I don't exactly understand the full difference between the two coordinate systems (especially as they apply to traditional DirectX and OpenGL) but why is the API structured like this, as opposed to combining the entry points and providing, say, an enum indicating handedness or an extra generic function that converts a matrix intended for a right handed system to a left handed one (or vice versa)? Is it simply that both operations need to be fast (i.e. you could provide those options, but they would be too slow for any practical purposes and thus not worth supporting) or is there something fundamental about these matrix functions that requires the LH and RH variations to be entirely separate endpoints?
EDIT: To clarify: While I do appreciate answers expounding on why the API design decisions were made, my primary curiosity is whether a parameterization or after-the-fact conversion function can be implemented correctly or efficiently when you consider the math and the implementation (i.e. if the two halves can't really share code, that would be inefficient).
The DirectXMath project has a long history to it. I started working on it back in 2008 when it was "xboxmath" for the Xbox 360 focused on VMX128 with no SSE/SSE2 optimizations. Much of the initial API surface area has been preserved since then as I've tried to maintain support for existing clients as I moved from xboxmath to xnamath then xnamath to DirectXMath, including this "LH" vs. "RH" as two distinct functions.
There is a practical reason for this design: a single application is only going to use one or the other, not both. Having a potential run-time check of a parameter to pick something that is fixed and known is not that useful.
Another practical reason is to minimize branching in the code. Most of the DirectXMath functions are straight-line code that avoids all branching, using element selects instead. This was originally motivated by the fact that the Xbox 360 was an extremely fast in-order processor, but didn't have a particularly advanced branch predictor.
Generally the choice of viewing coordinate system is a matter of historical comfort: OpenGL has long preferred column-major, right-handed viewing systems. DirectX has historically used row-major, left-handed viewing coordinates. XNA Game Studio choose to go with row-major, right-handed viewing coordinates.
With the modern programmable GPU pipeline, there is actually no requirement to use one or the other as long as you are consistent: the DirectX API can support either LH or RH. Most DirectX samples including anything written using DXUT uses left-handed viewing coordinates. Most Windows Store samples and .NET-based systems generally stick with the XNA Game Studio convention.
Because of all this, DirectXMath supports row-major matrices and leave it up to the developer to use Right-Handed vs. Left-Handed. The SimpleMath wrapper for DirectXMath is intended to be natural to those coming from C#'s XNA Game Studio math library, so it assumes right-handed.
In response to #galpo1n: "DirectXMath is quite ancient now too, not a good example of C++, it is good enough for what it does, but most project would rewrite their math library."
xboxmath's tradition is to use C callable functions because in the early days of Xbox 360 there were still plenty of developers who preferred C over C++. That has become far less important over time as C++ compilers have matured and developer tastes have changed. In the transition from XNAMath to DirectXMath, I made the library C++ only (i.e. no C) and took advantage of things like stdint.h, C++ namespaces, and I made use of templates and specializations to improve the implementation of permutes and shuffle operations for the SSE/SSE2 instruction set.
________________________
**Task requirements**
1. Write out the DirectXMath discussion word for word, everything from "With the modern" down to "Game Studio convention.".
2. Extend the DirectXMath discussion, picking up after its final sentence.
________________________
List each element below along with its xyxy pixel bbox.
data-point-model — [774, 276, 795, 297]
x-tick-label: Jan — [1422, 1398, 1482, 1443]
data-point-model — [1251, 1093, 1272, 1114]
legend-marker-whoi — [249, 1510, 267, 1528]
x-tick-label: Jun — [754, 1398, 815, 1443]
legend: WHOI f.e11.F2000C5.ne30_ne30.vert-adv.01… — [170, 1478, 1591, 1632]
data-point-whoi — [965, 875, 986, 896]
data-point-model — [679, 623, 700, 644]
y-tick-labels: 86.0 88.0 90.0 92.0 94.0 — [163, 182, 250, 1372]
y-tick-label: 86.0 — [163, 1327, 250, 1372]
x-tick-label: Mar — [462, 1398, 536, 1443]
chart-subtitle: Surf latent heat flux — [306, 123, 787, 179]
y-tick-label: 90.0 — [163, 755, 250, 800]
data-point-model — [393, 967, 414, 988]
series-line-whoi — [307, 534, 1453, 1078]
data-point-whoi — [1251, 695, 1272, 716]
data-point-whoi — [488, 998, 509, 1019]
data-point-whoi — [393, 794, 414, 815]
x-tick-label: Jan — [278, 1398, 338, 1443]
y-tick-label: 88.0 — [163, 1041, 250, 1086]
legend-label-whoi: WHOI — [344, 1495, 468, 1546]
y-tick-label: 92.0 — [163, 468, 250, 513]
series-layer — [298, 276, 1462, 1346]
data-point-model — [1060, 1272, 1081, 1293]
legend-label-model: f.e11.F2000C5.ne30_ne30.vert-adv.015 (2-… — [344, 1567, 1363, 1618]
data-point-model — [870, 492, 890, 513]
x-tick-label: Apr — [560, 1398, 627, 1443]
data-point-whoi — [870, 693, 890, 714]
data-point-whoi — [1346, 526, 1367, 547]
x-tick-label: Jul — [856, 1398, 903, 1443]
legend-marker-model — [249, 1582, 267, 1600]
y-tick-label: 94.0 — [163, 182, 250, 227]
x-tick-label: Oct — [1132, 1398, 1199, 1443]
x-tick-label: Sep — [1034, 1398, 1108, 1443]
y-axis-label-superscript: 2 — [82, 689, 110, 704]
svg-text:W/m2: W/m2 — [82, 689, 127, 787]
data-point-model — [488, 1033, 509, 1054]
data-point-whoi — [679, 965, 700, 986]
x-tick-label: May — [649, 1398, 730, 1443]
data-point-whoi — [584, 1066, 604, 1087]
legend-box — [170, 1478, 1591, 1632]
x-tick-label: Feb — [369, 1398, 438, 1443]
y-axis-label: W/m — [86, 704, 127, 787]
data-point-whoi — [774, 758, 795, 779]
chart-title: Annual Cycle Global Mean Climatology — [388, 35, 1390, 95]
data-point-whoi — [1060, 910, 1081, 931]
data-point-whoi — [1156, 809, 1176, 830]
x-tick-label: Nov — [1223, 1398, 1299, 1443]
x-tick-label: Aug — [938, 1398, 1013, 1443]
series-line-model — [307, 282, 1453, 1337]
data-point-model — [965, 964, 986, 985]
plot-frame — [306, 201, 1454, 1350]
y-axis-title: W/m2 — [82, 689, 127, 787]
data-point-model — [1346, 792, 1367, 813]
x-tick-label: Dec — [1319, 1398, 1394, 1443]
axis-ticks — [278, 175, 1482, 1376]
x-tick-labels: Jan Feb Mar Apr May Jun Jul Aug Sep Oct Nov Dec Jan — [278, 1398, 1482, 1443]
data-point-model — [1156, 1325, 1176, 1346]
________________________
**Written responses**
1.
With the modern programmable GPU pipeline, there is actually no requirement to use one or the other as long as you are consistent: the DirectX API can support either LH or RH. Most DirectX samples including anything written using DXUT uses left-handed viewing coordinates. Most Windows Store samples and .NET-based systems generally stick with the XNA Game Studio convention.

2.
The C++ language use of DirectXMath has also tracked the Visual C++ compiler support. DirectXMath 3.08 uses =default, and the upcoming 3.09 release uses constexpr. At it's core, it remains a basically C interface by design. Really the best way to think of it is that each DirectXMath function is a 'meta-intrinsic'. They are all inline, and really you want the compiler to stitch a bunch of them together into one codepath for maximum efficiency. While more recent compilers have gotten better at optimizing C++ code patterns, even the old ones (think Visual C++ .NET 2002 era) did pretty well with C code.
The original API implemented VXM128 and "no-intrinsics". XNAMath implemented VMX128, no-intrinsics, and SSE/SSE2 for x86 & x64. DirectXMath no longer supports VXM128, but added ARM-NEON and I've since added optional codepaths for SSE3, SSE4.1, AVX, and AVX2. As such, this C-style API has proven to map well to the SIMD intrinsics operations across a variety of processor families.
SimpleMath is where I decided to put C++ type conversion behaviors to hide the verbosity around loading & storing data. This is less efficient as the programmer may not realize that they are actually doing something expensive, which is why I kept it out of the base library. If you avoid SimpleMath and stick with DirectXMath, then you will be writing more verbose code but in return you know when you are doing something that's potentially performance impacting where with C++ implicit conversions and constructors you can end up spilling to memory through temporaries when you didn't expect to. If I had put this in the base library, performance-sensitive programmers couldn't easily opt-out. It's all a matter of trade-offs.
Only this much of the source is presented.